Énoncé écrit ->
Mets à jour le passage de l'extrait choisi allant de « C’est sans aucun » jusqu'à « notre tradition philosophique. » en y remplaçant « physionomie » par « silhouette », puis recopie ce passage modifié.

Extrait choisi ->
※ ※ ※

C’est sans aucun doute l’unadaptable fellow, ce drôle de « type inadaptable » qu’Anders tire de son chapeau dans L’Obsolescence de l’homme (OH, 114) qui porte cette critique. Il s’agit d’un « personnage conceptuel », comme disaient Gilles Deleuze et Félix Guattari16, qui a pour fonction de miner l’« orthodoxie » de l’époque et d’opposer une résistance à la « conversion [de cette dernière] aux instruments ». L’étude de sa physionomie, si l’on me passe l’expression, va nous permettre de mettre en lumière le point aveugle de l’analyse d’Anders, l’origine de l’affect anti-technique qui la porte et l’inscrit dans le courant de l’oubli par l’homme de sa condition technologique, un courant important, voire (si l’on en croit Bernard Stiegler) le courant majeur de notre tradition philosophique.

Il a fallu qu’Anders se rende dans les caves de Harlem et y assiste à ce « culte industriel de Dionysos » qu’est le jazz pour que lui vienne l’idée de cet unadaptable fellow porteur des espoirs anti-tayloristes et anti-cybernétiques. Dans le besoin qu’a l’homme d’accomplir à l’aide du jazz « un […] rituel d’identification » avec le « monde des instruments et des machines », Anders a vu un « symptôme » du fait qu’« habituellement l’identification échoue » (OH, 108). Avec le jazz, l’homme se met dans une « situation [machinique] folle », il crée un « appareil spécial » qui lui permet de travailler à sa propre « transformation en machine », une transformation qu’il ne parvient pas à accomplir à l’aide des seules machines réelles. L’être humain semble avoir besoin de prendre part mécaniquement à la grande métamorphose qu’exige de lui la culture industrielle en dansant sous la contrainte du rythme syncopé d’une « musique de machines » afin de réduire ce qui en lui s’oppose à cette transformation et cherche à s’y soustraire (OH, 103). Ce que l’homme célèbre ici, c’est son « abdication et [sa] mise au pas » (OH, 104). Donnant à voir une « pantomime enthousiaste de la défaite la plus absolue » de l’homme (OH, 104), le jazz est le rite correspondant à la « religion de l’industrie » sèchement prêchée par le human engineering.

16 Deleuze et Guattari, Qu’est-ce que la philosophie ?, Minuit, 1991, pp. 60 sq.

※ ※ ※

Données enregistrées ->

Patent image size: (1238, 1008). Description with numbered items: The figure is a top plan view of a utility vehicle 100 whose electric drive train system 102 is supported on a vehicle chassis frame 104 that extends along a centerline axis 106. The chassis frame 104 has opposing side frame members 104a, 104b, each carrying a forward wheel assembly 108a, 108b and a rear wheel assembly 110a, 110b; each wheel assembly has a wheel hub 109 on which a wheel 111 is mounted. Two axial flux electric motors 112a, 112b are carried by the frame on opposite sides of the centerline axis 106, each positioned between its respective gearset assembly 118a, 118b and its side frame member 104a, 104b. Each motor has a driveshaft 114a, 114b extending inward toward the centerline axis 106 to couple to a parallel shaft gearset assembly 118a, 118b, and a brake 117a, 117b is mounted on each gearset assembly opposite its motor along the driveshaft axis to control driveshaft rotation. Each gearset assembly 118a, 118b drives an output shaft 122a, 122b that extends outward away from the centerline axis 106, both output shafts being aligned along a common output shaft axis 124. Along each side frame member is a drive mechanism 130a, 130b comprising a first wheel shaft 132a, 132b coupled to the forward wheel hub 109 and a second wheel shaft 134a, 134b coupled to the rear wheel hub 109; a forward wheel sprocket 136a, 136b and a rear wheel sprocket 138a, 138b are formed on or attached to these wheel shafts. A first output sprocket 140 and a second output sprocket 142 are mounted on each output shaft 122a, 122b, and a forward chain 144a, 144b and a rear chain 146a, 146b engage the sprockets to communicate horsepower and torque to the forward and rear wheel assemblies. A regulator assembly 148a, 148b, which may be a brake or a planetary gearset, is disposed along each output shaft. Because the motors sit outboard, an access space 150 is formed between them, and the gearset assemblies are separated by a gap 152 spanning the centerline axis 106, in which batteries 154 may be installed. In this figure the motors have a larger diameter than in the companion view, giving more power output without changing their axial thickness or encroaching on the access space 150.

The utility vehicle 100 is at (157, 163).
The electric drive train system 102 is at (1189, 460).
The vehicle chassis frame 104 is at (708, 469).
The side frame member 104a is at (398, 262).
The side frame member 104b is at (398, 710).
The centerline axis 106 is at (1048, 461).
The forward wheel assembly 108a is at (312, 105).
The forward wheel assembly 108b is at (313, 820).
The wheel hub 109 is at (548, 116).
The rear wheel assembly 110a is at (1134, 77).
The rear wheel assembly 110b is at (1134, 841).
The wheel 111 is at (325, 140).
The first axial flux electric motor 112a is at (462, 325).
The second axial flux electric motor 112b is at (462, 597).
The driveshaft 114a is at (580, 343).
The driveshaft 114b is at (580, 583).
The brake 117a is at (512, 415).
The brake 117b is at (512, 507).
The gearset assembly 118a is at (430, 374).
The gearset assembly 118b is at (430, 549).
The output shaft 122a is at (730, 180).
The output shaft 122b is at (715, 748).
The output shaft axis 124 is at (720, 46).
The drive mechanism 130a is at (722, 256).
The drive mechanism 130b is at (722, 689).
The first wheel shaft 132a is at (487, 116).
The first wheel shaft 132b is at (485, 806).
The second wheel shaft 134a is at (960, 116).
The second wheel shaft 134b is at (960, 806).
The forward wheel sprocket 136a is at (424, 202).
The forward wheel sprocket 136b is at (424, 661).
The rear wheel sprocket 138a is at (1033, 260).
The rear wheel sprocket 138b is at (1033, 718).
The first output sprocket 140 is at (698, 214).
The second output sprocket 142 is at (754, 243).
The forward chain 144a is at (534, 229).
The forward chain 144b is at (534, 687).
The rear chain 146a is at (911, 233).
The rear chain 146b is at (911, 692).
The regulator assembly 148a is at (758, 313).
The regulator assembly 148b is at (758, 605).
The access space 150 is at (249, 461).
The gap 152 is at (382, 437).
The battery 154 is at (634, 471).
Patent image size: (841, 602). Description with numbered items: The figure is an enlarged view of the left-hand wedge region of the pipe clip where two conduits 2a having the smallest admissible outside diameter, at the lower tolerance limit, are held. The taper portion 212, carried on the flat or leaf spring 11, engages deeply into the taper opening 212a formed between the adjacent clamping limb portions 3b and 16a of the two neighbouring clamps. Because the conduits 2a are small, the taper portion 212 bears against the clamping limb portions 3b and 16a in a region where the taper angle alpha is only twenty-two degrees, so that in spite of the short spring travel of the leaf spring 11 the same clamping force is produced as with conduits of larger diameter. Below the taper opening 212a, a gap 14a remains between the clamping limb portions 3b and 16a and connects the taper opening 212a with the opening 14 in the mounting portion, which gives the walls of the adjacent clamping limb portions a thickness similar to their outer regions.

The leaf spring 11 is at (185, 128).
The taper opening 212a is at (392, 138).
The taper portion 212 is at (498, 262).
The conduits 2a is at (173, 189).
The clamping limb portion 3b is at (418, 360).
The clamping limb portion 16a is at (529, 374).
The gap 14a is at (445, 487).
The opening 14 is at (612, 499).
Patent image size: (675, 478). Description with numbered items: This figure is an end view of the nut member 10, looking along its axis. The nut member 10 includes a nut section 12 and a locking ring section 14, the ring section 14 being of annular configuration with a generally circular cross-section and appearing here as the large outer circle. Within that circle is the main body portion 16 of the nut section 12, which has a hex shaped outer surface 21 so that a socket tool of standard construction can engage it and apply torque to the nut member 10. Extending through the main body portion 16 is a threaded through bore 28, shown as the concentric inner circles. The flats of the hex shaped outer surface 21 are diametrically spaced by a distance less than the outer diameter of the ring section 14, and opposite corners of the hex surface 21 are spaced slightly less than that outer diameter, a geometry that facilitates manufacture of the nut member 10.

※ ※ ※

Exercice corrigé ->
C’est sans aucun doute l’unadaptable fellow, ce drôle de « type inadaptable » qu’Anders tire de son chapeau dans L’Obsolescence de l’homme (OH, 114) qui porte cette critique. Il s’agit d’un « personnage conceptuel », comme disaient Gilles Deleuze et Félix Guattari16, qui a pour fonction de miner l’« orthodoxie » de l’époque et d’opposer une résistance à la « conversion [de cette dernière] aux instruments ». L’étude de sa silhouette, si l’on me passe l’expression, va nous permettre de mettre en lumière le point aveugle de l’analyse d’Anders, l’origine de l’affect anti-technique qui la porte et l’inscrit dans le courant de l’oubli par l’homme de sa condition technologique, un courant important, voire (si l’on en croit Bernard Stiegler) le courant majeur de notre tradition philosophique.